◆ **Problem details**
Every entry needs to be reproduced exactly.

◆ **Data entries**
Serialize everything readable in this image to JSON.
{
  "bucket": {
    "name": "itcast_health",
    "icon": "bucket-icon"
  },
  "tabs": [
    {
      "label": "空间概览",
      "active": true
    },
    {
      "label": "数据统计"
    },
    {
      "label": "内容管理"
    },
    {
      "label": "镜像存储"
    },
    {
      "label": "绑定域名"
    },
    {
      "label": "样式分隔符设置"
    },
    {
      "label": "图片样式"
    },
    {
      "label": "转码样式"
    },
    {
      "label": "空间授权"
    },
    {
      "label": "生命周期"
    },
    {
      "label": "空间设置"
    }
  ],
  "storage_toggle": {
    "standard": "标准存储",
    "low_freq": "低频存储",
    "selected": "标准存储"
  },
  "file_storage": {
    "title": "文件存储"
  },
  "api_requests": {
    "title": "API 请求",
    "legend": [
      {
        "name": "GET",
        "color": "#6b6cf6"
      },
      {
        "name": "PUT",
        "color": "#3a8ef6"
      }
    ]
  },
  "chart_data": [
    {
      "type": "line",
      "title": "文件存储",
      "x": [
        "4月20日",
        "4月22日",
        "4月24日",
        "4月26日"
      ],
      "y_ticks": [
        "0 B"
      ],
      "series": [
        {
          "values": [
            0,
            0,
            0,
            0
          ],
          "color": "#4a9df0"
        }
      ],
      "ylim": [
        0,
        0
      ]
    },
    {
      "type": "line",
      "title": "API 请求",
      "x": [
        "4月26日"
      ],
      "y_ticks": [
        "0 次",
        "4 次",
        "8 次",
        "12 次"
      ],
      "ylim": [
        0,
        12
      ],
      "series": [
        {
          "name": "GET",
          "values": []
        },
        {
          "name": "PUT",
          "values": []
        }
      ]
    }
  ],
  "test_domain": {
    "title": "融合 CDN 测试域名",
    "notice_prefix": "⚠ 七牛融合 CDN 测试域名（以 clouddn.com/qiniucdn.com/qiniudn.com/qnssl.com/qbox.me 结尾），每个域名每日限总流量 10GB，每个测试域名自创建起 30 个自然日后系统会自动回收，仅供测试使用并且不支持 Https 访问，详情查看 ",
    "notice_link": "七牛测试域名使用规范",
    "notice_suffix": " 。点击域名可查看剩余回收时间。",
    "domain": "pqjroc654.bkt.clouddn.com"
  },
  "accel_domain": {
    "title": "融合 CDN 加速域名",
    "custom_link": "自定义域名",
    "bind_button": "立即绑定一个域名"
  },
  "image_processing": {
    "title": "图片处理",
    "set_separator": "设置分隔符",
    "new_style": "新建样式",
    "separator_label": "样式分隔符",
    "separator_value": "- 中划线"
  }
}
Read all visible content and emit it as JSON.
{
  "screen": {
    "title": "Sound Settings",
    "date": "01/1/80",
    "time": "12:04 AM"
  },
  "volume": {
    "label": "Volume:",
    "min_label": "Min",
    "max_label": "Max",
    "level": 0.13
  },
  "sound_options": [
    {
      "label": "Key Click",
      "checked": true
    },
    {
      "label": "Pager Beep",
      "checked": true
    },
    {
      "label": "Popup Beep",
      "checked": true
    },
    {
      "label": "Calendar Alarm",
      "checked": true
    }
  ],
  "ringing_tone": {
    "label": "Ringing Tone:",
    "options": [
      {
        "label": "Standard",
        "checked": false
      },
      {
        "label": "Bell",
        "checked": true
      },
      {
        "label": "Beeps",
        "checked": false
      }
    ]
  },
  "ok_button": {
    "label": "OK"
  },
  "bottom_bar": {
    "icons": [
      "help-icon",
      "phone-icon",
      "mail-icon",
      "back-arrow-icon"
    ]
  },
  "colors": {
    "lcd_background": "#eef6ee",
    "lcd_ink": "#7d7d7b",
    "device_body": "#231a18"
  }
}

◆ **Expected answer**
Serialize everything readable in this image to JSON.
{
  "bucket": {
    "name": "itcast_health",
    "icon": "bucket-icon"
  },
  "tabs": [
    {
      "label": "空间概览",
      "active": true
    },
    {
      "label": "数据统计"
    },
    {
      "label": "内容管理"
    },
    {
      "label": "镜像存储"
    },
    {
      "label": "绑定域名"
    },
    {
      "label": "样式分隔符设置"
    },
    {
      "label": "图片样式"
    },
    {
      "label": "转码样式"
    },
    {
      "label": "空间授权"
    },
    {
      "label": "生命周期"
    },
    {
      "label": "空间设置"
    }
  ],
  "storage_toggle": {
    "standard": "标准存储",
    "low_freq": "低频存储",
    "selected": "标准存储"
  },
  "file_storage": {
    "title": "文件存储"
  },
  "api_requests": {
    "title": "API 请求",
    "legend": [
      {
        "name": "GET",
        "color": "#6b6cf6"
      },
      {
        "name": "PUT",
        "color": "#3a8ef6"
      }
    ]
  },
  "chart_data": [
    {
      "type": "line",
      "title": "文件存储",
      "x": [
        "4月20日",
        "4月22日",
        "4月24日",
        "4月26日"
      ],
      "y_ticks": [
        "0 B"
      ],
      "series": [
        {
          "values": [
            0,
            0,
            0,
            0
          ],
          "color": "#4a9df0"
        }
      ],
      "ylim": [
        0,
        0
      ]
    },
    {
      "type": "line",
      "title": "API 请求",
      "x": [
        "4月26日"
      ],
      "y_ticks": [
        "0 次",
        "4 次",
        "8 次",
        "12 次"
      ],
      "ylim": [
        0,
        12
      ],
      "series": [
        {
          "name": "GET",
          "values": []
        },
        {
          "name": "PUT",
          "values": []
        }
      ]
    }
  ],
  "test_domain": {
    "title": "融合 CDN 测试域名",
    "notice_prefix": "⚠ 七牛融合 CDN 测试域名（以 clouddn.com/qiniucdn.com/qiniudn.com/qnssl.com/qbox.me 结尾），每个域名每日限总流量 10GB，每个测试域名自创建起 30 个自然日后系统会自动回收，仅供测试使用并且不支持 Https 访问，详情查看 ",
    "notice_link": "七牛测试域名使用规范",
    "notice_suffix": " 。点击域名可查看剩余回收时间。",
    "domain": "pqjroc654.bkt.clouddn.com"
  },
  "accel_domain": {
    "title": "融合 CDN 加速域名",
    "custom_link": "自定义域名",
    "bind_button": "立即绑定一个域名"
  },
  "image_processing": {
    "title": "图片处理",
    "set_separator": "设置分隔符",
    "new_style": "新建样式",
    "separator_label": "样式分隔符",
    "separator_value": "- 中划线"
  }
}
Read all visible content and emit it as JSON.
{
  "screen": {
    "title": "Sound Settings",
    "date": "01/1/80",
    "time": "12:04 AM"
  },
  "volume": {
    "label": "Volume:",
    "min_label": "Min",
    "max_label": "Max",
    "level": 0.13
  },
  "sound_options": [
    {
      "label": "Key Click",
      "checked": true
    },
    {
      "label": "Pager Beep",
      "checked": true
    },
    {
      "label": "Popup Beep",
      "checked": true
    },
    {
      "label": "Calendar Alarm",
      "checked": true
    }
  ],
  "ringing_tone": {
    "label": "Ringing Tone:",
    "options": [
      {
        "label": "Standard",
        "checked": false
      },
      {
        "label": "Bell",
        "checked": true
      },
      {
        "label": "Beeps",
        "checked": false
      }
    ]
  },
  "ok_button": {
    "label": "OK"
  },
  "bottom_bar": {
    "icons": [
      "help-icon",
      "phone-icon",
      "mail-icon",
      "back-arrow-icon"
    ]
  },
  "colors": {
    "lcd_background": "#eef6ee",
    "lcd_ink": "#7d7d7b",
    "device_body": "#231a18"
  }
}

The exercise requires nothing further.